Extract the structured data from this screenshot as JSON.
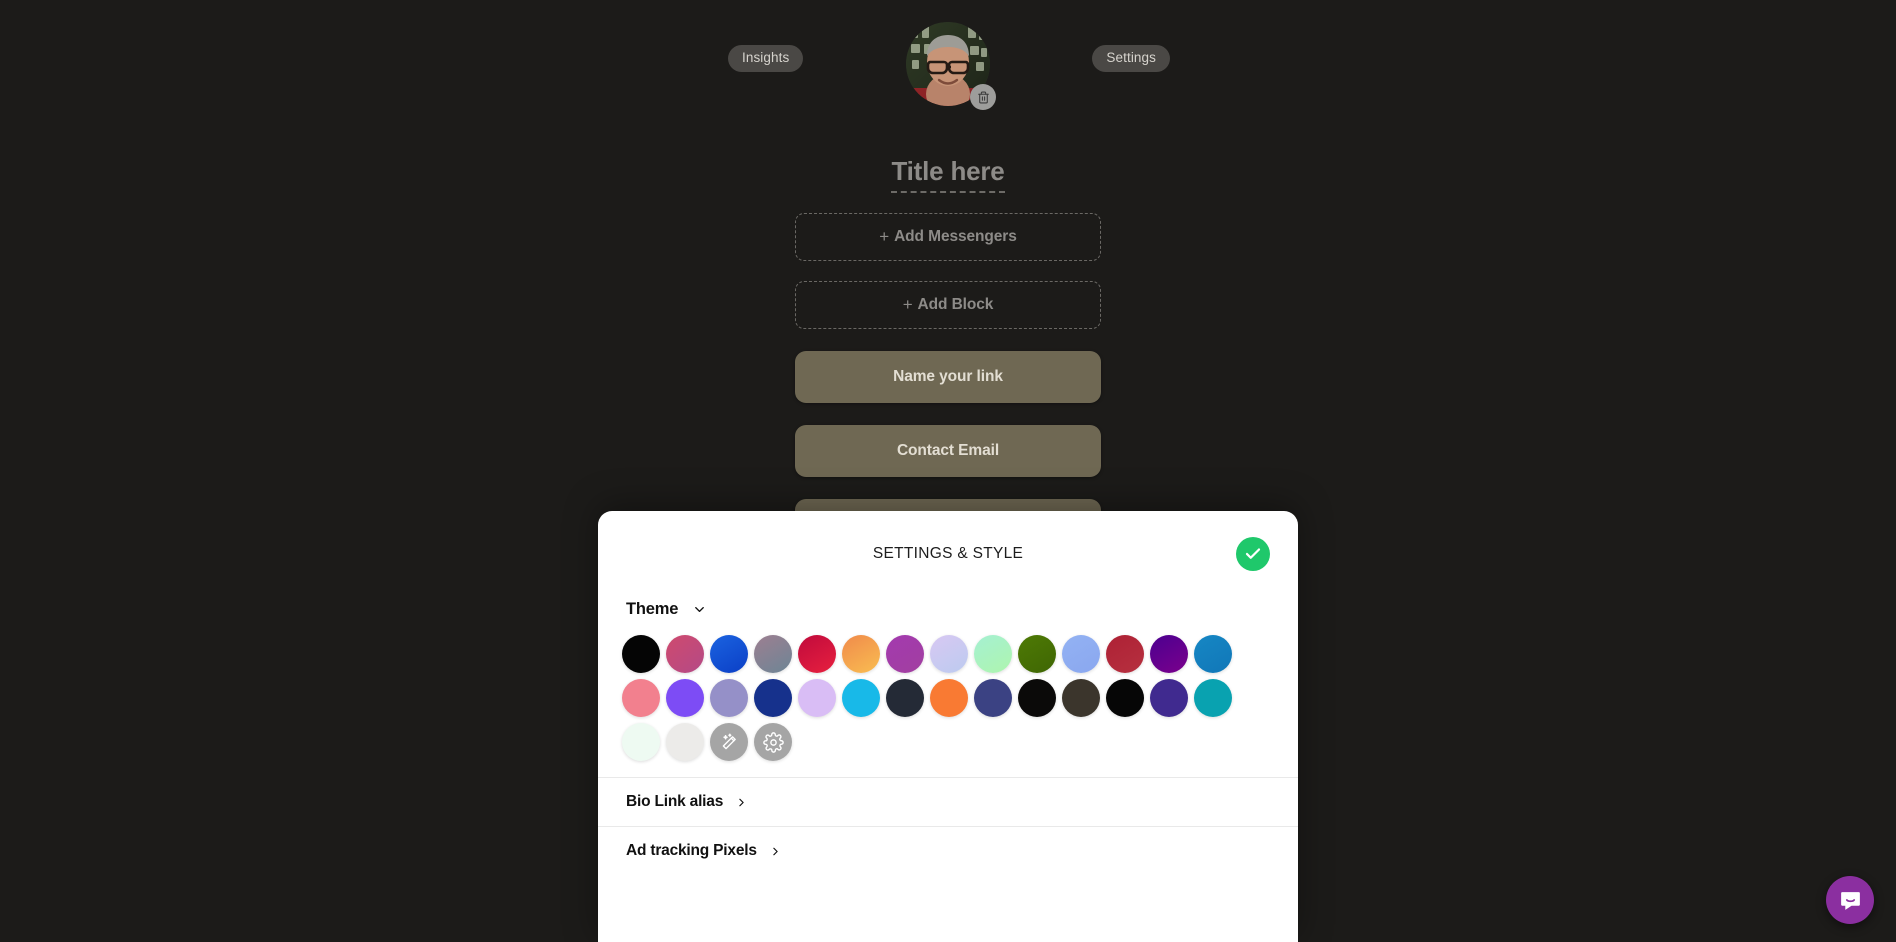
{
  "page": {
    "background_color": "#1c1b19",
    "insights_button": "Insights",
    "settings_button": "Settings",
    "avatar_name": "profile-photo",
    "delete_avatar_icon": "trash-icon",
    "title_placeholder": "Title here",
    "add_messengers": "Add Messengers",
    "add_block": "Add Block",
    "plus": "+",
    "link_buttons": [
      {
        "label": "Name your link"
      },
      {
        "label": "Contact Email"
      },
      {
        "label": ""
      }
    ],
    "link_button_color": "#6f6853"
  },
  "sheet": {
    "title": "SETTINGS & STYLE",
    "done_icon": "check-icon",
    "done_color": "#1fc86b",
    "theme": {
      "label": "Theme",
      "chevron": "chevron-down-icon"
    },
    "swatches": [
      {
        "name": "black",
        "css": "#050505"
      },
      {
        "name": "rose-magenta",
        "css": "linear-gradient(140deg,#cf4a6e 0%,#b44a86 100%)"
      },
      {
        "name": "royal-blue",
        "css": "linear-gradient(150deg,#1b63e0 0%,#0b3fc6 100%)"
      },
      {
        "name": "mauve-steel",
        "css": "linear-gradient(150deg,#9d7f91 0%,#6d8595 100%)"
      },
      {
        "name": "crimson",
        "css": "linear-gradient(150deg,#c00a3c 0%,#e7203f 100%)"
      },
      {
        "name": "orange-amber",
        "css": "linear-gradient(150deg,#f08a4b 0%,#f9bd51 100%)"
      },
      {
        "name": "purple-orchid",
        "css": "linear-gradient(150deg,#a33aaf 0%,#a23fa0 100%)"
      },
      {
        "name": "lavender-pastel",
        "css": "linear-gradient(150deg,#d8c8f2 0%,#bccbf0 100%)"
      },
      {
        "name": "mint-pastel",
        "css": "linear-gradient(150deg,#a5f0d2 0%,#aef5ae 100%)"
      },
      {
        "name": "olive-green",
        "css": "linear-gradient(150deg,#4e7a05 0%,#3f6604 100%)"
      },
      {
        "name": "periwinkle",
        "css": "linear-gradient(150deg,#93b2f3 0%,#8aa7ef 100%)"
      },
      {
        "name": "brick-red",
        "css": "linear-gradient(150deg,#ae2135 0%,#b6303f 100%)"
      },
      {
        "name": "deep-violet",
        "css": "linear-gradient(150deg,#4b0090 0%,#7b008c 100%)"
      },
      {
        "name": "ocean-blue",
        "css": "linear-gradient(150deg,#1687c4 0%,#1177b8 100%)"
      },
      {
        "name": "salmon-pink",
        "css": "#f2808e"
      },
      {
        "name": "violet-indigo",
        "css": "#7d4cf5"
      },
      {
        "name": "muted-purple",
        "css": "#9590c8"
      },
      {
        "name": "navy-blue",
        "css": "#16318c"
      },
      {
        "name": "light-lilac",
        "css": "#d9bdf5"
      },
      {
        "name": "cyan-sky",
        "css": "#18b9e8"
      },
      {
        "name": "charcoal-navy",
        "css": "#242a36"
      },
      {
        "name": "bright-orange",
        "css": "#f97a33"
      },
      {
        "name": "slate-indigo",
        "css": "#3b4283"
      },
      {
        "name": "near-black",
        "css": "#0b0a09"
      },
      {
        "name": "dark-olive-brown",
        "css": "#3b352c"
      },
      {
        "name": "pure-black",
        "css": "#060606"
      },
      {
        "name": "indigo-purple",
        "css": "#402a8f"
      },
      {
        "name": "teal",
        "css": "#09a2b0"
      },
      {
        "name": "mint-white",
        "css": "#eefaf2"
      },
      {
        "name": "off-white",
        "css": "#ecebe9"
      }
    ],
    "action_swatches": [
      {
        "name": "magic-wand-icon",
        "css": "#a5a5a5",
        "icon": "magic-wand-icon"
      },
      {
        "name": "gear-icon",
        "css": "#a5a5a5",
        "icon": "gear-icon"
      }
    ],
    "rows": [
      {
        "label": "Bio Link alias",
        "chevron": "chevron-right-icon"
      },
      {
        "label": "Ad tracking Pixels",
        "chevron": "chevron-right-icon"
      }
    ]
  },
  "launcher": {
    "name": "intercom-chat-launcher",
    "icon": "chat-bubble-icon",
    "color": "#8b2fa0"
  }
}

════════════════════

▶ _BRIEF_: Repeat the material above in full and exactly, apart from the pictures.

▶ _TASK ANSWER_:
Extract the structured data from this screenshot as JSON.
{
  "page": {
    "background_color": "#1c1b19",
    "insights_button": "Insights",
    "settings_button": "Settings",
    "avatar_name": "profile-photo",
    "delete_avatar_icon": "trash-icon",
    "title_placeholder": "Title here",
    "add_messengers": "Add Messengers",
    "add_block": "Add Block",
    "plus": "+",
    "link_buttons": [
      {
        "label": "Name your link"
      },
      {
        "label": "Contact Email"
      },
      {
        "label": ""
      }
    ],
    "link_button_color": "#6f6853"
  },
  "sheet": {
    "title": "SETTINGS & STYLE",
    "done_icon": "check-icon",
    "done_color": "#1fc86b",
    "theme": {
      "label": "Theme",
      "chevron": "chevron-down-icon"
    },
    "swatches": [
      {
        "name": "black",
        "css": "#050505"
      },
      {
        "name": "rose-magenta",
        "css": "linear-gradient(140deg,#cf4a6e 0%,#b44a86 100%)"
      },
      {
        "name": "royal-blue",
        "css": "linear-gradient(150deg,#1b63e0 0%,#0b3fc6 100%)"
      },
      {
        "name": "mauve-steel",
        "css": "linear-gradient(150deg,#9d7f91 0%,#6d8595 100%)"
      },
      {
        "name": "crimson",
        "css": "linear-gradient(150deg,#c00a3c 0%,#e7203f 100%)"
      },
      {
        "name": "orange-amber",
        "css": "linear-gradient(150deg,#f08a4b 0%,#f9bd51 100%)"
      },
      {
        "name": "purple-orchid",
        "css": "linear-gradient(150deg,#a33aaf 0%,#a23fa0 100%)"
      },
      {
        "name": "lavender-pastel",
        "css": "linear-gradient(150deg,#d8c8f2 0%,#bccbf0 100%)"
      },
      {
        "name": "mint-pastel",
        "css": "linear-gradient(150deg,#a5f0d2 0%,#aef5ae 100%)"
      },
      {
        "name": "olive-green",
        "css": "linear-gradient(150deg,#4e7a05 0%,#3f6604 100%)"
      },
      {
        "name": "periwinkle",
        "css": "linear-gradient(150deg,#93b2f3 0%,#8aa7ef 100%)"
      },
      {
        "name": "brick-red",
        "css": "linear-gradient(150deg,#ae2135 0%,#b6303f 100%)"
      },
      {
        "name": "deep-violet",
        "css": "linear-gradient(150deg,#4b0090 0%,#7b008c 100%)"
      },
      {
        "name": "ocean-blue",
        "css": "linear-gradient(150deg,#1687c4 0%,#1177b8 100%)"
      },
      {
        "name": "salmon-pink",
        "css": "#f2808e"
      },
      {
        "name": "violet-indigo",
        "css": "#7d4cf5"
      },
      {
        "name": "muted-purple",
        "css": "#9590c8"
      },
      {
        "name": "navy-blue",
        "css": "#16318c"
      },
      {
        "name": "light-lilac",
        "css": "#d9bdf5"
      },
      {
        "name": "cyan-sky",
        "css": "#18b9e8"
      },
      {
        "name": "charcoal-navy",
        "css": "#242a36"
      },
      {
        "name": "bright-orange",
        "css": "#f97a33"
      },
      {
        "name": "slate-indigo",
        "css": "#3b4283"
      },
      {
        "name": "near-black",
        "css": "#0b0a09"
      },
      {
        "name": "dark-olive-brown",
        "css": "#3b352c"
      },
      {
        "name": "pure-black",
        "css": "#060606"
      },
      {
        "name": "indigo-purple",
        "css": "#402a8f"
      },
      {
        "name": "teal",
        "css": "#09a2b0"
      },
      {
        "name": "mint-white",
        "css": "#eefaf2"
      },
      {
        "name": "off-white",
        "css": "#ecebe9"
      }
    ],
    "action_swatches": [
      {
        "name": "magic-wand-icon",
        "css": "#a5a5a5",
        "icon": "magic-wand-icon"
      },
      {
        "name": "gear-icon",
        "css": "#a5a5a5",
        "icon": "gear-icon"
      }
    ],
    "rows": [
      {
        "label": "Bio Link alias",
        "chevron": "chevron-right-icon"
      },
      {
        "label": "Ad tracking Pixels",
        "chevron": "chevron-right-icon"
      }
    ]
  },
  "launcher": {
    "name": "intercom-chat-launcher",
    "icon": "chat-bubble-icon",
    "color": "#8b2fa0"
  }
}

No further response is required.